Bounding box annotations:
>>>>>

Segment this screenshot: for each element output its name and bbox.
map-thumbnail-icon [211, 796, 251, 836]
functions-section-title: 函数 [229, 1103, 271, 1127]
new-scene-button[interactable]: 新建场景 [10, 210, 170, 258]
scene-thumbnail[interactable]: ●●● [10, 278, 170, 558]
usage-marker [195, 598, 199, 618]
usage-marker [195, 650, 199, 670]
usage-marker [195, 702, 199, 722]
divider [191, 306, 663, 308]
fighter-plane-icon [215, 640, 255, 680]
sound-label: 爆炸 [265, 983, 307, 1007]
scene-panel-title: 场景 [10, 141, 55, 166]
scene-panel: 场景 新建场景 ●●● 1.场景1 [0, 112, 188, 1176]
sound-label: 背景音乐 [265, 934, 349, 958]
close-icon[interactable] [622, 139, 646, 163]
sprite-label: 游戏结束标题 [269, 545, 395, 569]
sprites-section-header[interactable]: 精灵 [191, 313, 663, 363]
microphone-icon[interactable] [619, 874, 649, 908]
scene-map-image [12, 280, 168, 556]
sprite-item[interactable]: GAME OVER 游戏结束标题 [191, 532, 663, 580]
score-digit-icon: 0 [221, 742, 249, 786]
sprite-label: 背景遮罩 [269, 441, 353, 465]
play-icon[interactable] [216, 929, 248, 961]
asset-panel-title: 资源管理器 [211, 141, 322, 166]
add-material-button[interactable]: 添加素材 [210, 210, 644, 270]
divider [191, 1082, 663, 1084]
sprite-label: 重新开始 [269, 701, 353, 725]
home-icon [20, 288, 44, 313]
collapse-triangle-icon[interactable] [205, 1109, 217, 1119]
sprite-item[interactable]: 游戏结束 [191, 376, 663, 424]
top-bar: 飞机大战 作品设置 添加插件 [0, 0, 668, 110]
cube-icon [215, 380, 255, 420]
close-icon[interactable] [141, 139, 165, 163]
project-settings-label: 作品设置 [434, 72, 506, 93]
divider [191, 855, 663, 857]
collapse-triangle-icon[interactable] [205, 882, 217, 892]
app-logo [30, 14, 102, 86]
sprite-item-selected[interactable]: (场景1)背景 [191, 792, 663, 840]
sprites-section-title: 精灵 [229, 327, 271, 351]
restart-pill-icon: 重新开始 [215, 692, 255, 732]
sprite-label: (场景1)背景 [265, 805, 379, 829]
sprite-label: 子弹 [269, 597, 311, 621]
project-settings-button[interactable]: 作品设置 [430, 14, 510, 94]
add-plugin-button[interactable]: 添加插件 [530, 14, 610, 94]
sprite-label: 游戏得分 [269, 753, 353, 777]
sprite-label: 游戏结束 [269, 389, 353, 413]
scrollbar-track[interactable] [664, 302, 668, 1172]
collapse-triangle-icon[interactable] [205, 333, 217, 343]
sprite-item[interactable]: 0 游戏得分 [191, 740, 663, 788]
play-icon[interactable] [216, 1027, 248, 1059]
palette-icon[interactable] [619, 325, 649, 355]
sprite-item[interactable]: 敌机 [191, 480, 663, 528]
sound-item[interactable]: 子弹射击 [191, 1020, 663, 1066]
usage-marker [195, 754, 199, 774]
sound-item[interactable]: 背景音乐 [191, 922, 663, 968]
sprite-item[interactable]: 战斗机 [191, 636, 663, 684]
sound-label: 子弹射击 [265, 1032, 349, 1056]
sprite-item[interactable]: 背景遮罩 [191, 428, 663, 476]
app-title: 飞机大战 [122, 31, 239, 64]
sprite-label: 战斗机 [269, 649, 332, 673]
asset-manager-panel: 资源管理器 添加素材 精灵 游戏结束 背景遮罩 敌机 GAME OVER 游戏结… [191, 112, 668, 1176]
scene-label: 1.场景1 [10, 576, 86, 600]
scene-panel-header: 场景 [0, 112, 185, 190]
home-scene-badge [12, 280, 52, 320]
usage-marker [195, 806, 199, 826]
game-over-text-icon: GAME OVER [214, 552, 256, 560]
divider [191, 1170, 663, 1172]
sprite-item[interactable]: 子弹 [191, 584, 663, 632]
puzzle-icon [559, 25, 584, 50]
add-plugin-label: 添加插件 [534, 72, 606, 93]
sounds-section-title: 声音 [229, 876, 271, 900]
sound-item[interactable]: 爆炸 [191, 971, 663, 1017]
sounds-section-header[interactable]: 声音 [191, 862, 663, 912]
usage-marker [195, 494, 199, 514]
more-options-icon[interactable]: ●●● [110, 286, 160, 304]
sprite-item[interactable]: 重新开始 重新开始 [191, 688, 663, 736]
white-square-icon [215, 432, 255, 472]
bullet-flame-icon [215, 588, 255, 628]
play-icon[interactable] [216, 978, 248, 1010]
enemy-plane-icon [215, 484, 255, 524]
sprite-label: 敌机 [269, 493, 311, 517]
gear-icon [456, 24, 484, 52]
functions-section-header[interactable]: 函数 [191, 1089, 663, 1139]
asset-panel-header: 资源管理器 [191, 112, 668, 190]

<<<<<

WHAT THE EXERCISE ASKS: Copy every line of the listing above, without changing a single character.

WRITTEN REPLY:
Segment this screenshot: for each element output its name and bbox.
map-thumbnail-icon [211, 796, 251, 836]
functions-section-title: 函数 [229, 1103, 271, 1127]
new-scene-button[interactable]: 新建场景 [10, 210, 170, 258]
scene-thumbnail[interactable]: ●●● [10, 278, 170, 558]
usage-marker [195, 598, 199, 618]
usage-marker [195, 650, 199, 670]
usage-marker [195, 702, 199, 722]
divider [191, 306, 663, 308]
fighter-plane-icon [215, 640, 255, 680]
sound-label: 爆炸 [265, 983, 307, 1007]
scene-panel-title: 场景 [10, 141, 55, 166]
scene-panel: 场景 新建场景 ●●● 1.场景1 [0, 112, 188, 1176]
sound-label: 背景音乐 [265, 934, 349, 958]
close-icon[interactable] [622, 139, 646, 163]
sprite-label: 游戏结束标题 [269, 545, 395, 569]
sprites-section-header[interactable]: 精灵 [191, 313, 663, 363]
microphone-icon[interactable] [619, 874, 649, 908]
scene-map-image [12, 280, 168, 556]
sprite-item[interactable]: GAME OVER 游戏结束标题 [191, 532, 663, 580]
score-digit-icon: 0 [221, 742, 249, 786]
sprite-label: 背景遮罩 [269, 441, 353, 465]
play-icon[interactable] [216, 929, 248, 961]
asset-panel-title: 资源管理器 [211, 141, 322, 166]
add-material-button[interactable]: 添加素材 [210, 210, 644, 270]
divider [191, 1082, 663, 1084]
sprite-label: 重新开始 [269, 701, 353, 725]
home-icon [20, 288, 44, 313]
collapse-triangle-icon[interactable] [205, 1109, 217, 1119]
sprite-item[interactable]: 游戏结束 [191, 376, 663, 424]
top-bar: 飞机大战 作品设置 添加插件 [0, 0, 668, 110]
cube-icon [215, 380, 255, 420]
close-icon[interactable] [141, 139, 165, 163]
project-settings-label: 作品设置 [434, 72, 506, 93]
divider [191, 855, 663, 857]
collapse-triangle-icon[interactable] [205, 882, 217, 892]
app-logo [30, 14, 102, 86]
sprite-item-selected[interactable]: (场景1)背景 [191, 792, 663, 840]
sprites-section-title: 精灵 [229, 327, 271, 351]
restart-pill-icon: 重新开始 [215, 692, 255, 732]
sprite-label: (场景1)背景 [265, 805, 379, 829]
sprite-label: 子弹 [269, 597, 311, 621]
project-settings-button[interactable]: 作品设置 [430, 14, 510, 94]
add-plugin-button[interactable]: 添加插件 [530, 14, 610, 94]
sprite-label: 游戏得分 [269, 753, 353, 777]
sprite-label: 游戏结束 [269, 389, 353, 413]
scrollbar-track[interactable] [664, 302, 668, 1172]
collapse-triangle-icon[interactable] [205, 333, 217, 343]
sprite-item[interactable]: 0 游戏得分 [191, 740, 663, 788]
play-icon[interactable] [216, 1027, 248, 1059]
palette-icon[interactable] [619, 325, 649, 355]
sprite-item[interactable]: 敌机 [191, 480, 663, 528]
sound-item[interactable]: 子弹射击 [191, 1020, 663, 1066]
usage-marker [195, 754, 199, 774]
sound-item[interactable]: 背景音乐 [191, 922, 663, 968]
sprite-item[interactable]: 战斗机 [191, 636, 663, 684]
sound-label: 子弹射击 [265, 1032, 349, 1056]
sprite-item[interactable]: 背景遮罩 [191, 428, 663, 476]
app-title: 飞机大战 [122, 31, 239, 64]
sprite-label: 战斗机 [269, 649, 332, 673]
asset-manager-panel: 资源管理器 添加素材 精灵 游戏结束 背景遮罩 敌机 GAME OVER 游戏结… [191, 112, 668, 1176]
scene-label: 1.场景1 [10, 576, 86, 600]
scene-panel-header: 场景 [0, 112, 185, 190]
home-scene-badge [12, 280, 52, 320]
usage-marker [195, 806, 199, 826]
game-over-text-icon: GAME OVER [214, 552, 256, 560]
divider [191, 1170, 663, 1172]
sprite-item[interactable]: 子弹 [191, 584, 663, 632]
puzzle-icon [559, 25, 584, 50]
add-plugin-label: 添加插件 [534, 72, 606, 93]
sounds-section-title: 声音 [229, 876, 271, 900]
sound-item[interactable]: 爆炸 [191, 971, 663, 1017]
sounds-section-header[interactable]: 声音 [191, 862, 663, 912]
usage-marker [195, 494, 199, 514]
more-options-icon[interactable]: ●●● [110, 286, 160, 304]
sprite-item[interactable]: 重新开始 重新开始 [191, 688, 663, 736]
white-square-icon [215, 432, 255, 472]
bullet-flame-icon [215, 588, 255, 628]
play-icon[interactable] [216, 978, 248, 1010]
enemy-plane-icon [215, 484, 255, 524]
sprite-label: 敌机 [269, 493, 311, 517]
gear-icon [456, 24, 484, 52]
functions-section-header[interactable]: 函数 [191, 1089, 663, 1139]
asset-panel-header: 资源管理器 [191, 112, 668, 190]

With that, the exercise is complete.